DOCUMENT SEGMENT >>
◆ ◆ ◆ ◆ ◆

01-05-2007 - Traces, n. 5
After the March 24th Audience

EMILIO FEDE
Director of Channel TG4

Two Hours Live

that Saturday in St. Peter’s Square. Those thousands of people from all over the world who came to celebrate the twenty-fifth anniversary of the Fraternity of Communion and Liberation. Those prayers, almost murmured, echoed by the music. And those banners extolling faith in God.
The live images of TG4’s Special are eloquent, as is the testimony of those who dedicate to the honor of God their commitment, their way of being in a society all too often distracted and mortified by insolence, by selfishness. Speaking live, I ask a Spanish journalist what the sense of belonging means to her, and she replies, almost with tears in her eyes: “Always being ready to follow the path that this community has shown us.”
There are a hundred thousand people in the square. They come from more than seventy countries around the globe. The Pope welcomes them and blesses them and utters words that contain the essence of the feeling that almost hangs physically in that atmosphere, and which none of us will ever forget.

◆ ◆ ◆ ◆ ◆

[Dataset items]

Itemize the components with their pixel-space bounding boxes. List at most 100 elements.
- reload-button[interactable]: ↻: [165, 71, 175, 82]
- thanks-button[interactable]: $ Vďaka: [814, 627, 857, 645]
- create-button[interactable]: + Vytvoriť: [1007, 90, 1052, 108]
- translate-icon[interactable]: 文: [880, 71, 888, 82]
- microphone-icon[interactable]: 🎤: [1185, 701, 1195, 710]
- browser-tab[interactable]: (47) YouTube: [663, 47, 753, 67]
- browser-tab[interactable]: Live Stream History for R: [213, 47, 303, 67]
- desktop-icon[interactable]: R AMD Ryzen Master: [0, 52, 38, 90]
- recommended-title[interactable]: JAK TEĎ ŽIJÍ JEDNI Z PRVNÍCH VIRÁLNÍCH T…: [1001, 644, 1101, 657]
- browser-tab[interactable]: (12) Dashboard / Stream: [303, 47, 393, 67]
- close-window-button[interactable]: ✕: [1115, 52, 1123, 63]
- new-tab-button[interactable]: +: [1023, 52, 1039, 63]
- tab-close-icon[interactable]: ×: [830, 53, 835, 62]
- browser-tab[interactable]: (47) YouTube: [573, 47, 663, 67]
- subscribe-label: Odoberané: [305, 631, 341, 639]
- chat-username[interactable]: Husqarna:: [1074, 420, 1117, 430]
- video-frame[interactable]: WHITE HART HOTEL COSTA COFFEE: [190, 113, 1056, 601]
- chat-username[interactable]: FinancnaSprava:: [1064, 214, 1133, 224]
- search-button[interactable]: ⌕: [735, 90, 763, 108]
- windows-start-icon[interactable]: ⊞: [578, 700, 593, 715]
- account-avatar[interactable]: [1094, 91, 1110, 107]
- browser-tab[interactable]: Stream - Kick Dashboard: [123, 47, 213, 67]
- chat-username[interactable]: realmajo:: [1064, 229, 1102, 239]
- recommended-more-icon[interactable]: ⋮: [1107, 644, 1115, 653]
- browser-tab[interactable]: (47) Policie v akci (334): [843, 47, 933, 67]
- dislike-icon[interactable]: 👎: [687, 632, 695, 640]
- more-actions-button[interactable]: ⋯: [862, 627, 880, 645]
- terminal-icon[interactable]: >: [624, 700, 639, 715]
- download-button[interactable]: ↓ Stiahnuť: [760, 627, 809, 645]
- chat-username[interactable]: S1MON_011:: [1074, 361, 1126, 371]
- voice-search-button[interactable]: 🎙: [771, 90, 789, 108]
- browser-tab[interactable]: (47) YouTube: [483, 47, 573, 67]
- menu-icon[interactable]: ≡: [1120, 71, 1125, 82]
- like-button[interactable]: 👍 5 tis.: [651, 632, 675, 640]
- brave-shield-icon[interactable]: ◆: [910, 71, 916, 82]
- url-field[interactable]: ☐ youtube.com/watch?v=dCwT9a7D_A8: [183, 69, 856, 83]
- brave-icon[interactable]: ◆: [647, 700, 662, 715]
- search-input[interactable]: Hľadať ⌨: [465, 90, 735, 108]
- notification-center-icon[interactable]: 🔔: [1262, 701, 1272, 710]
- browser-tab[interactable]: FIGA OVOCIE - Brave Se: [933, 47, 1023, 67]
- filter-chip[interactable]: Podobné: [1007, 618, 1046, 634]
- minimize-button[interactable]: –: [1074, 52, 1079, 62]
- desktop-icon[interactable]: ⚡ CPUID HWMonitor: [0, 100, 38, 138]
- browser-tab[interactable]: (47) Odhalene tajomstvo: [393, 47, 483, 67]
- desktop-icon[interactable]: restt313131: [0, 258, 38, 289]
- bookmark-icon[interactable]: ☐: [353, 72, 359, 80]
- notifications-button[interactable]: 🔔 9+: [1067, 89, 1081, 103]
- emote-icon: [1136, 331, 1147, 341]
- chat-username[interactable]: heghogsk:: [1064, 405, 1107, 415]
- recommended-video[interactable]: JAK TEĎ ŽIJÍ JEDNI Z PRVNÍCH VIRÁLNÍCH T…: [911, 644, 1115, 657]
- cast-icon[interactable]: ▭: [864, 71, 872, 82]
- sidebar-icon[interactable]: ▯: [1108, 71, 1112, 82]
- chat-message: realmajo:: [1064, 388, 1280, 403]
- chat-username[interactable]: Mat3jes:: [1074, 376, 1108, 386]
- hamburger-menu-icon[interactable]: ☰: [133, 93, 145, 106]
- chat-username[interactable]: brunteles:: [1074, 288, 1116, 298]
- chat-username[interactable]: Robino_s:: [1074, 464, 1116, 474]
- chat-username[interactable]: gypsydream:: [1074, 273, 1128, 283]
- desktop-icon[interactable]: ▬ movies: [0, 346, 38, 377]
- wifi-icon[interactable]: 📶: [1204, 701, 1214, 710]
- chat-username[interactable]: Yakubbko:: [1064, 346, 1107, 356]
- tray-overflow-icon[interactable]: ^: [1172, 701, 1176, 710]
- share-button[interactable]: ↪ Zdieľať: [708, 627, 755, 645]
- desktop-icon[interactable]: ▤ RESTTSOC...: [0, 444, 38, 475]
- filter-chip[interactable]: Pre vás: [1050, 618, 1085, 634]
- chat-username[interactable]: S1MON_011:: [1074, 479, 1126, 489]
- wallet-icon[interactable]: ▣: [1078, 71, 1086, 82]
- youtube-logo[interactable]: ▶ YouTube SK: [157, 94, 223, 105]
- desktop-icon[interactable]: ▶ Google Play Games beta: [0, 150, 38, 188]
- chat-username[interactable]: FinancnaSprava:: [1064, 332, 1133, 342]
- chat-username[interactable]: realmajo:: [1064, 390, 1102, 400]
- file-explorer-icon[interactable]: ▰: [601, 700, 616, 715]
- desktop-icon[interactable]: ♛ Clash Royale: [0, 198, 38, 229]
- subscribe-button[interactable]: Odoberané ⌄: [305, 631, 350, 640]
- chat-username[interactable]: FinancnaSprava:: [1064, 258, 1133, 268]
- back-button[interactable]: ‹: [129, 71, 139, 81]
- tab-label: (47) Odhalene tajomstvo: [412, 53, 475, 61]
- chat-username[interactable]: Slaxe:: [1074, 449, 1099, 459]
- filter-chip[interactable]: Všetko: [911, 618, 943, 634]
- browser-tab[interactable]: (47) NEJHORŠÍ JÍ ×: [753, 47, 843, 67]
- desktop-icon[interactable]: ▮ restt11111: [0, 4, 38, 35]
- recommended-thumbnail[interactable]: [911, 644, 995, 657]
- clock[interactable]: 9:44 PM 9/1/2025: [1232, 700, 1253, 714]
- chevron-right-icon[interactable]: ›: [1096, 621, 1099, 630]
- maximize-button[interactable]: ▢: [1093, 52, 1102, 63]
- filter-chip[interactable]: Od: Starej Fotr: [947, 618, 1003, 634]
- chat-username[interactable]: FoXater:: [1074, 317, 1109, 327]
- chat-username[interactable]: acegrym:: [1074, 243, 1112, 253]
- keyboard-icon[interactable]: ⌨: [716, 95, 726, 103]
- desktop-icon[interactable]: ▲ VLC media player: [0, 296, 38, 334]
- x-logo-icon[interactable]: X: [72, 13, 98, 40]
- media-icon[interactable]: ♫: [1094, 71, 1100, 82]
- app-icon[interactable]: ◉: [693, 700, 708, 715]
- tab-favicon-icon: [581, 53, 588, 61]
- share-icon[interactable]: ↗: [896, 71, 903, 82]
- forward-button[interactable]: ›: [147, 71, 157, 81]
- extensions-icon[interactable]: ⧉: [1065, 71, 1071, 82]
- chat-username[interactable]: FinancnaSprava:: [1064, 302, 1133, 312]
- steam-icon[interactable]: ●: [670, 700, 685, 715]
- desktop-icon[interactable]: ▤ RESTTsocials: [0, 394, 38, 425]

◆ ◆ ◆ ◆ ◆

EXERCISE AIM >> Please copy the section of the article on the March 24th audience that opens with the words "Two Hours Live" and closes with "faith in God.", swapping "banners" for "flags".

TASK OUTPUT >>
Two Hours Live

that Saturday in St. Peter’s Square. Those thousands of people from all over the world who came to celebrate the twenty-fifth anniversary of the Fraternity of Communion and Liberation. Those prayers, almost murmured, echoed by the music. And those flags extolling faith in God.